What is needed: Search the records for the word "temperature" and report each line that has it.

--- --- ---

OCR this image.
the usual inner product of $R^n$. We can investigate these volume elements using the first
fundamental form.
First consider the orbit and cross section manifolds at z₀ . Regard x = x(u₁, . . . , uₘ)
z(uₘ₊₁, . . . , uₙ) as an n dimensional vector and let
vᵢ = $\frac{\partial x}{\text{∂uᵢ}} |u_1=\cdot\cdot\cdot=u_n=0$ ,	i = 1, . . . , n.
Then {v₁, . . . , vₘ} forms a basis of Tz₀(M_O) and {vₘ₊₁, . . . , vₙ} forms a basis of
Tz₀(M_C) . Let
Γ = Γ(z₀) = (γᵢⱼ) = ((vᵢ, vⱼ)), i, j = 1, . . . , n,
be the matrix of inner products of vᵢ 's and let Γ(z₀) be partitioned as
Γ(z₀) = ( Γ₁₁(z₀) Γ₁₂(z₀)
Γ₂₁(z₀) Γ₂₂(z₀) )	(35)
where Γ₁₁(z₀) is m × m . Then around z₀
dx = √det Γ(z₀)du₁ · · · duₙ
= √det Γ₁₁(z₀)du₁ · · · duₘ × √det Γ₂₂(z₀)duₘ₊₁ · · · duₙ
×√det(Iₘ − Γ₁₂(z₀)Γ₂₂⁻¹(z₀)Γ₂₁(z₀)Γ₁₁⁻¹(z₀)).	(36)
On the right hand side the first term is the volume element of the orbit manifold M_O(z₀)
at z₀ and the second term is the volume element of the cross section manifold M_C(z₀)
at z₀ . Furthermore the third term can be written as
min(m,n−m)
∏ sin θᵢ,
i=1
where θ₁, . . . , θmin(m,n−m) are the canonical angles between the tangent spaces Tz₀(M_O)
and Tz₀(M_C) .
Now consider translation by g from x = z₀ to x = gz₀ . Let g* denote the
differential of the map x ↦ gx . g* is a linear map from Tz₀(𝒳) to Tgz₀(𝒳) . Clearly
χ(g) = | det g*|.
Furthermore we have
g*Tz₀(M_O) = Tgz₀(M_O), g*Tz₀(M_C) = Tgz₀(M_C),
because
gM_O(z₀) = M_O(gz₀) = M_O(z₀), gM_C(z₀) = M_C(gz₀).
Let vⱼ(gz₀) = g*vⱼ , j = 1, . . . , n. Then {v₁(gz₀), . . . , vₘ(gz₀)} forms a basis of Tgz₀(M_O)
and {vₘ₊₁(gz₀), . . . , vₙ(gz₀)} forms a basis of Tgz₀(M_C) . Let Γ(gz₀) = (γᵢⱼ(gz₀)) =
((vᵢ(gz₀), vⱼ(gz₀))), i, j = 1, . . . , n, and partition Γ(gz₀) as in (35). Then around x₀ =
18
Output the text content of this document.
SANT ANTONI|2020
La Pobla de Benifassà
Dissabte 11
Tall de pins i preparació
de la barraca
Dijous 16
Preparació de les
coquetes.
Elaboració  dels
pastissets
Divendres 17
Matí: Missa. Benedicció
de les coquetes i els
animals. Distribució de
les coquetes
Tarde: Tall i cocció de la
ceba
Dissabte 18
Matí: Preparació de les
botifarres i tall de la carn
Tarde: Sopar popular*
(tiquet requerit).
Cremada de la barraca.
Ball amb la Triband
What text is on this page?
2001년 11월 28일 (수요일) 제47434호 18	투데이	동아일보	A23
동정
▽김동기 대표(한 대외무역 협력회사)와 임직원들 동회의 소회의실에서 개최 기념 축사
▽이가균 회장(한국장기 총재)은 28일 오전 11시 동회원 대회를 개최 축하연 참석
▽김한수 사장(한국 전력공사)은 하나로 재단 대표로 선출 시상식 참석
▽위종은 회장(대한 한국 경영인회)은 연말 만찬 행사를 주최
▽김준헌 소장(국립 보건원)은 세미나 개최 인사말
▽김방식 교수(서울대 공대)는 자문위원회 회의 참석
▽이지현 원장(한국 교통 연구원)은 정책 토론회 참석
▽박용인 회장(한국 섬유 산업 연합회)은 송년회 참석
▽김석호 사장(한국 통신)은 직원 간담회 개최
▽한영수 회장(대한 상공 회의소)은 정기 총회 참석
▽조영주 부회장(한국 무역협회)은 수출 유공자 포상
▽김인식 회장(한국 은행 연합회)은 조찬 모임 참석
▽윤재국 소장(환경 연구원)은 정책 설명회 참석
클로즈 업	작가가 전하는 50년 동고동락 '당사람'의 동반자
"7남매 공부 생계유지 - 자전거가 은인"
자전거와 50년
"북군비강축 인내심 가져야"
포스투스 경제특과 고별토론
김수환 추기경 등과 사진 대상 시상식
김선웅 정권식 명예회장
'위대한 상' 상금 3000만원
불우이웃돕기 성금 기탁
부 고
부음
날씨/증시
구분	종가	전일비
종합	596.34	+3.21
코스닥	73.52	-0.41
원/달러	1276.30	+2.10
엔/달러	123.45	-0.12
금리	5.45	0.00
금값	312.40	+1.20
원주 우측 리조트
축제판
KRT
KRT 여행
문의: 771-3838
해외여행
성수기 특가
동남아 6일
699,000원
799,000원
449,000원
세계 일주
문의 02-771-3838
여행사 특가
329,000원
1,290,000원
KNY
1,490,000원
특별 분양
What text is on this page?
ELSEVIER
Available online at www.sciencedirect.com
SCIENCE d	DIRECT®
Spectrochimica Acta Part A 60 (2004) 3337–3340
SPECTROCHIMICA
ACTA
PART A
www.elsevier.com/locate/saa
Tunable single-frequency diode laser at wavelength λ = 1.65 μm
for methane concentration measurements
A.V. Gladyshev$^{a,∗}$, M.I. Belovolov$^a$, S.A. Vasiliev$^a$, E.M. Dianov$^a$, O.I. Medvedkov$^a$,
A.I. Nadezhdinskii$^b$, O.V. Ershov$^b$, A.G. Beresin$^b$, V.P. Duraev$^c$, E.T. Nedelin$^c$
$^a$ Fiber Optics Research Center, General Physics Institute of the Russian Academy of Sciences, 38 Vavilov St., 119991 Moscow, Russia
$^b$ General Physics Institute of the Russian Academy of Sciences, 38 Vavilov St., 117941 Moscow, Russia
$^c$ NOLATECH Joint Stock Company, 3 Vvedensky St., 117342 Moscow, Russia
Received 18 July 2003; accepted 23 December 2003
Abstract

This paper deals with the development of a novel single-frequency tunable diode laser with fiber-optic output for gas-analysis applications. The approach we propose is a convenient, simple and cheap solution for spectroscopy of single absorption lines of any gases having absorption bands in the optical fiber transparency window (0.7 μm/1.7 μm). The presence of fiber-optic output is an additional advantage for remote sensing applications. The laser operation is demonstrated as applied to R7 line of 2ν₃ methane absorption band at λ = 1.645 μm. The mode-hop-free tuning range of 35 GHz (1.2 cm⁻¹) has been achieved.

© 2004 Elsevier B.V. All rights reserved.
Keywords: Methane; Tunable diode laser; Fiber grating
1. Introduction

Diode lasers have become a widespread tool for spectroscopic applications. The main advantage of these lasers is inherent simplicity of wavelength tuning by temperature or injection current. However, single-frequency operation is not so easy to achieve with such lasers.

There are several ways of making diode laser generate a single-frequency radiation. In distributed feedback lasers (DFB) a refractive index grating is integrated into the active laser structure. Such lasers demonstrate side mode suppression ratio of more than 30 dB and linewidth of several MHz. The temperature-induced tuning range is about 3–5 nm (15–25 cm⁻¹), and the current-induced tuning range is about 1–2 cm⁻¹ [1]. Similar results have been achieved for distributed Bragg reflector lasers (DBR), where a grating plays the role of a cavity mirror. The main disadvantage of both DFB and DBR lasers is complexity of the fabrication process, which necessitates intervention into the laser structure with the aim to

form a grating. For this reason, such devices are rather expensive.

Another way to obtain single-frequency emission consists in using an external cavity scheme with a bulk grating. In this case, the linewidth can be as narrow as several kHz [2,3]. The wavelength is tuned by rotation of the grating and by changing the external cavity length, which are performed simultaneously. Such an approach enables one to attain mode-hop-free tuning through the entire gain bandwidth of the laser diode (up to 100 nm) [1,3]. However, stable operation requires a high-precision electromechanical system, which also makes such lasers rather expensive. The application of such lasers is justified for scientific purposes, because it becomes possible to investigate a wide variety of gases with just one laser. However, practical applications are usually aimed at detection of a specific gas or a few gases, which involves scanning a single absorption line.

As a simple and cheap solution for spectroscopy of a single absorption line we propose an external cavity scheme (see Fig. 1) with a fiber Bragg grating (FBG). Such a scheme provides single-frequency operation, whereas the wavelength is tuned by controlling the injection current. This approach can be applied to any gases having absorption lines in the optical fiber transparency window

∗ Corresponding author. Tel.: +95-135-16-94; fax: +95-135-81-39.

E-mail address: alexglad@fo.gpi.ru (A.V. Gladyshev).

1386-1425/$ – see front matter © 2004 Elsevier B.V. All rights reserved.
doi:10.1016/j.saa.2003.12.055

--- --- ---

Final result:
Diode lasers have become a widespread tool for spectroscopic applications. The main advantage of these lasers is inherent simplicity of wavelength tuning by temperature or injection current. However, single-frequency operation is not so easy to achieve with such lasers.
There are several ways of making diode laser generate a single-frequency radiation. In distributed feedback lasers (DFB) a refractive index grating is integrated into the active laser structure. Such lasers demonstrate side mode suppression ratio of more than 30 dB and linewidth of several MHz. The temperature-induced tuning range is about 3–5 nm (15–25 cm⁻¹), and the current-induced tuning range is about 1–2 cm⁻¹ [1]. Similar results have been achieved for distributed Bragg reflector lasers (DBR), where a grating plays the role of a cavity mirror. The main disadvantage of both DFB and DBR lasers is complexity of the fabrication process, which necessitates intervention into the laser structure with the aim to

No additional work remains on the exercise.